**TASK TO COMPLETE**
Copy out every line of the material below word for word, with nothing changed.

++++++

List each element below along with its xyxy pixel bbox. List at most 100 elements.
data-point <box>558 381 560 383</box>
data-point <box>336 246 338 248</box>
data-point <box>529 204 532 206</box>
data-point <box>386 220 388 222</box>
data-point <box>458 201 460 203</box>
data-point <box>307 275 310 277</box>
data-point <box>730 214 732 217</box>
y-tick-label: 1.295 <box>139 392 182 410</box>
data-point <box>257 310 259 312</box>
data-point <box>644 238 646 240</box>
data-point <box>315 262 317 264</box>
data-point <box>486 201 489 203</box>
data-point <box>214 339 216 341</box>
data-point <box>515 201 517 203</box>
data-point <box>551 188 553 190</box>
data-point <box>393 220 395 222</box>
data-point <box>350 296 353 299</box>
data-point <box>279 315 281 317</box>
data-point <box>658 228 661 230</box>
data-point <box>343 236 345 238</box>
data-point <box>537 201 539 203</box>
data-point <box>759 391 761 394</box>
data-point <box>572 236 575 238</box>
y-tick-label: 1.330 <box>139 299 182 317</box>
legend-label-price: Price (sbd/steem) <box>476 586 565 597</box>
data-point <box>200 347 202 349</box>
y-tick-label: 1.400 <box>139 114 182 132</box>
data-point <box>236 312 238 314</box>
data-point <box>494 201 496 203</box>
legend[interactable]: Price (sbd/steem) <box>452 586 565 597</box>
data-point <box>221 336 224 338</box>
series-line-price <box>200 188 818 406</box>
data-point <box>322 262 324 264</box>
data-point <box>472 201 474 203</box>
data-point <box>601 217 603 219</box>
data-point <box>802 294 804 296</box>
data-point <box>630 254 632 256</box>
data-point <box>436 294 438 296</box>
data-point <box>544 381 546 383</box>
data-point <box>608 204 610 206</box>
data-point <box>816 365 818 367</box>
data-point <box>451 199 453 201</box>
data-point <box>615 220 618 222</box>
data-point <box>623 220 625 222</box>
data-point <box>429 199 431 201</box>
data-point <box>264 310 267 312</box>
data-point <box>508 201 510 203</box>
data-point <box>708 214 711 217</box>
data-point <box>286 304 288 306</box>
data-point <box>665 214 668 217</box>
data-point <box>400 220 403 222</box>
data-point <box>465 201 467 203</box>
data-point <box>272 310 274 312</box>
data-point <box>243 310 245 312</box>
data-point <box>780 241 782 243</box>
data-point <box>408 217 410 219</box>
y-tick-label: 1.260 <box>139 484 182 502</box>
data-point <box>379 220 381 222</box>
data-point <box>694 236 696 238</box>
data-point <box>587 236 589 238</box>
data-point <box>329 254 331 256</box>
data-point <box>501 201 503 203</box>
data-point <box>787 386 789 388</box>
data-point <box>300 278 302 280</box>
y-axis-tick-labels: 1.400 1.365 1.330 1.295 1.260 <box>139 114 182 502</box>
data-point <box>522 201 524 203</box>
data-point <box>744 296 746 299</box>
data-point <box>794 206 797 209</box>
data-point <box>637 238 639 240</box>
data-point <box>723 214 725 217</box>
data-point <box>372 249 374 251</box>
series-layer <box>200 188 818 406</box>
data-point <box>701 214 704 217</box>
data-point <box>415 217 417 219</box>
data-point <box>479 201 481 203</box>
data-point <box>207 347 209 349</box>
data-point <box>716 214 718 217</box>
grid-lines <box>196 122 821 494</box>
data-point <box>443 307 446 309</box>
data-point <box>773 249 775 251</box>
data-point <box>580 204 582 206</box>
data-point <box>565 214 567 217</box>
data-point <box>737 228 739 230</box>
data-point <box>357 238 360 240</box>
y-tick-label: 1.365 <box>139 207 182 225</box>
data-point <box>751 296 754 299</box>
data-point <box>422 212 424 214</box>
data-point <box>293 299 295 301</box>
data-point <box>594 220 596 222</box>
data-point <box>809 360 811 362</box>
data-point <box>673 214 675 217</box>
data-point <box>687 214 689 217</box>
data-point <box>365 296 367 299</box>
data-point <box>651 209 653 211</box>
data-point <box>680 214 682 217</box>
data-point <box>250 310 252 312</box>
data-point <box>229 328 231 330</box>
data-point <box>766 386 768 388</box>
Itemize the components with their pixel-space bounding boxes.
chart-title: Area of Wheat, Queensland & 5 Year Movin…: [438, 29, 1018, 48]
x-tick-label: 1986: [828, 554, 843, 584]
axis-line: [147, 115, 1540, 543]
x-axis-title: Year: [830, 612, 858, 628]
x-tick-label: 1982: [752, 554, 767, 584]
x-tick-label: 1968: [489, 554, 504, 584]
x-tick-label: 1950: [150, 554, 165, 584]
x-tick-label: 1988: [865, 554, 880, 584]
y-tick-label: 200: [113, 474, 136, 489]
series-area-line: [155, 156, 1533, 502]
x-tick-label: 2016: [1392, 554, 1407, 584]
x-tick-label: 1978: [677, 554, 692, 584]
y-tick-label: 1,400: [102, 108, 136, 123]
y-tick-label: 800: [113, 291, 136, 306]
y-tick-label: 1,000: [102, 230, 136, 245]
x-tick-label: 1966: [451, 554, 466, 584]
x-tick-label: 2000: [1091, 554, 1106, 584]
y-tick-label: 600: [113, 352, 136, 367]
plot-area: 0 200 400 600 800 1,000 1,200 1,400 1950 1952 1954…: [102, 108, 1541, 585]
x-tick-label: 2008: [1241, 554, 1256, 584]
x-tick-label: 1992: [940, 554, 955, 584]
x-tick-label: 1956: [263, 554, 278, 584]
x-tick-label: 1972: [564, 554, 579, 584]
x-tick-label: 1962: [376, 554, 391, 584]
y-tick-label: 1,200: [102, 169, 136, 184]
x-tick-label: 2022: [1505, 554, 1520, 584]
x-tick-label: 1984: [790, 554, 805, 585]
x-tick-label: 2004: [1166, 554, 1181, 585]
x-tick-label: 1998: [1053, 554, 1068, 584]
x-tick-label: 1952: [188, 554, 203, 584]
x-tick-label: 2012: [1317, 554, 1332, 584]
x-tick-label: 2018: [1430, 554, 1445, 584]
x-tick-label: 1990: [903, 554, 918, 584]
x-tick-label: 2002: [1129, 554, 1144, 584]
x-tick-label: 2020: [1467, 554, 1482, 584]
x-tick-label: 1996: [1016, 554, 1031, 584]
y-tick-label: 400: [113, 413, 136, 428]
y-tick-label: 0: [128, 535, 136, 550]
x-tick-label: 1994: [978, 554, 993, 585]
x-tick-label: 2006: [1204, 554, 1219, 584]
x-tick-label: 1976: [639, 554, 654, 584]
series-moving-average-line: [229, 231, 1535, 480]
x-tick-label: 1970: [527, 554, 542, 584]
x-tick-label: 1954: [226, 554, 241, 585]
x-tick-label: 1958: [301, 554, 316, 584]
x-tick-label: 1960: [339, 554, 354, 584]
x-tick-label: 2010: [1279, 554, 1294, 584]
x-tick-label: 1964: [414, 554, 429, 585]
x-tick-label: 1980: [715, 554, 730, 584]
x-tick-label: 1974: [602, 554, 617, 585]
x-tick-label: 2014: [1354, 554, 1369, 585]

++++++

**THE RESPONSE**
List each element below along with its xyxy pixel bbox. List at most 100 elements.
data-point <box>558 381 560 383</box>
data-point <box>336 246 338 248</box>
data-point <box>529 204 532 206</box>
data-point <box>386 220 388 222</box>
data-point <box>458 201 460 203</box>
data-point <box>307 275 310 277</box>
data-point <box>730 214 732 217</box>
y-tick-label: 1.295 <box>139 392 182 410</box>
data-point <box>257 310 259 312</box>
data-point <box>644 238 646 240</box>
data-point <box>315 262 317 264</box>
data-point <box>486 201 489 203</box>
data-point <box>214 339 216 341</box>
data-point <box>515 201 517 203</box>
data-point <box>551 188 553 190</box>
data-point <box>393 220 395 222</box>
data-point <box>350 296 353 299</box>
data-point <box>279 315 281 317</box>
data-point <box>658 228 661 230</box>
data-point <box>343 236 345 238</box>
data-point <box>537 201 539 203</box>
data-point <box>759 391 761 394</box>
data-point <box>572 236 575 238</box>
y-tick-label: 1.330 <box>139 299 182 317</box>
legend-label-price: Price (sbd/steem) <box>476 586 565 597</box>
data-point <box>200 347 202 349</box>
y-tick-label: 1.400 <box>139 114 182 132</box>
data-point <box>236 312 238 314</box>
data-point <box>494 201 496 203</box>
legend[interactable]: Price (sbd/steem) <box>452 586 565 597</box>
data-point <box>221 336 224 338</box>
series-line-price <box>200 188 818 406</box>
data-point <box>322 262 324 264</box>
data-point <box>472 201 474 203</box>
data-point <box>601 217 603 219</box>
data-point <box>802 294 804 296</box>
data-point <box>630 254 632 256</box>
data-point <box>436 294 438 296</box>
data-point <box>544 381 546 383</box>
data-point <box>608 204 610 206</box>
data-point <box>816 365 818 367</box>
data-point <box>451 199 453 201</box>
data-point <box>615 220 618 222</box>
data-point <box>623 220 625 222</box>
data-point <box>429 199 431 201</box>
data-point <box>264 310 267 312</box>
data-point <box>508 201 510 203</box>
data-point <box>708 214 711 217</box>
data-point <box>286 304 288 306</box>
data-point <box>665 214 668 217</box>
data-point <box>400 220 403 222</box>
data-point <box>465 201 467 203</box>
data-point <box>272 310 274 312</box>
data-point <box>243 310 245 312</box>
data-point <box>780 241 782 243</box>
data-point <box>408 217 410 219</box>
y-tick-label: 1.260 <box>139 484 182 502</box>
data-point <box>379 220 381 222</box>
data-point <box>694 236 696 238</box>
data-point <box>587 236 589 238</box>
data-point <box>329 254 331 256</box>
data-point <box>501 201 503 203</box>
data-point <box>787 386 789 388</box>
data-point <box>300 278 302 280</box>
y-axis-tick-labels: 1.400 1.365 1.330 1.295 1.260 <box>139 114 182 502</box>
data-point <box>522 201 524 203</box>
data-point <box>744 296 746 299</box>
data-point <box>794 206 797 209</box>
data-point <box>637 238 639 240</box>
data-point <box>723 214 725 217</box>
data-point <box>372 249 374 251</box>
series-layer <box>200 188 818 406</box>
data-point <box>701 214 704 217</box>
data-point <box>415 217 417 219</box>
data-point <box>479 201 481 203</box>
data-point <box>207 347 209 349</box>
data-point <box>716 214 718 217</box>
grid-lines <box>196 122 821 494</box>
data-point <box>443 307 446 309</box>
data-point <box>773 249 775 251</box>
data-point <box>580 204 582 206</box>
data-point <box>565 214 567 217</box>
data-point <box>737 228 739 230</box>
data-point <box>357 238 360 240</box>
y-tick-label: 1.365 <box>139 207 182 225</box>
data-point <box>751 296 754 299</box>
data-point <box>422 212 424 214</box>
data-point <box>293 299 295 301</box>
data-point <box>594 220 596 222</box>
data-point <box>809 360 811 362</box>
data-point <box>673 214 675 217</box>
data-point <box>687 214 689 217</box>
data-point <box>365 296 367 299</box>
data-point <box>651 209 653 211</box>
data-point <box>680 214 682 217</box>
data-point <box>250 310 252 312</box>
data-point <box>229 328 231 330</box>
data-point <box>766 386 768 388</box>
Itemize the components with their pixel-space bounding boxes.
chart-title: Area of Wheat, Queensland & 5 Year Movin…: [438, 29, 1018, 48]
x-tick-label: 1986: [828, 554, 843, 584]
axis-line: [147, 115, 1540, 543]
x-axis-title: Year: [830, 612, 858, 628]
x-tick-label: 1982: [752, 554, 767, 584]
x-tick-label: 1968: [489, 554, 504, 584]
x-tick-label: 1950: [150, 554, 165, 584]
x-tick-label: 1988: [865, 554, 880, 584]
y-tick-label: 200: [113, 474, 136, 489]
series-area-line: [155, 156, 1533, 502]
x-tick-label: 2016: [1392, 554, 1407, 584]
x-tick-label: 1978: [677, 554, 692, 584]
y-tick-label: 1,400: [102, 108, 136, 123]
y-tick-label: 800: [113, 291, 136, 306]
y-tick-label: 1,000: [102, 230, 136, 245]
x-tick-label: 1966: [451, 554, 466, 584]
x-tick-label: 2000: [1091, 554, 1106, 584]
y-tick-label: 600: [113, 352, 136, 367]
plot-area: 0 200 400 600 800 1,000 1,200 1,400 1950 1952 1954…: [102, 108, 1541, 585]
x-tick-label: 2008: [1241, 554, 1256, 584]
x-tick-label: 1992: [940, 554, 955, 584]
x-tick-label: 1956: [263, 554, 278, 584]
x-tick-label: 1972: [564, 554, 579, 584]
x-tick-label: 1962: [376, 554, 391, 584]
y-tick-label: 1,200: [102, 169, 136, 184]
x-tick-label: 2022: [1505, 554, 1520, 584]
x-tick-label: 1984: [790, 554, 805, 585]
x-tick-label: 2004: [1166, 554, 1181, 585]
x-tick-label: 1998: [1053, 554, 1068, 584]
x-tick-label: 1952: [188, 554, 203, 584]
x-tick-label: 2012: [1317, 554, 1332, 584]
x-tick-label: 2018: [1430, 554, 1445, 584]
x-tick-label: 1990: [903, 554, 918, 584]
x-tick-label: 2002: [1129, 554, 1144, 584]
x-tick-label: 2020: [1467, 554, 1482, 584]
x-tick-label: 1996: [1016, 554, 1031, 584]
y-tick-label: 400: [113, 413, 136, 428]
y-tick-label: 0: [128, 535, 136, 550]
x-tick-label: 1994: [978, 554, 993, 585]
x-tick-label: 2006: [1204, 554, 1219, 584]
x-tick-label: 1976: [639, 554, 654, 584]
series-moving-average-line: [229, 231, 1535, 480]
x-tick-label: 1970: [527, 554, 542, 584]
x-tick-label: 1954: [226, 554, 241, 585]
x-tick-label: 1958: [301, 554, 316, 584]
x-tick-label: 1960: [339, 554, 354, 584]
x-tick-label: 2010: [1279, 554, 1294, 584]
x-tick-label: 1964: [414, 554, 429, 585]
x-tick-label: 1980: [715, 554, 730, 584]
x-tick-label: 1974: [602, 554, 617, 585]
x-tick-label: 2014: [1354, 554, 1369, 585]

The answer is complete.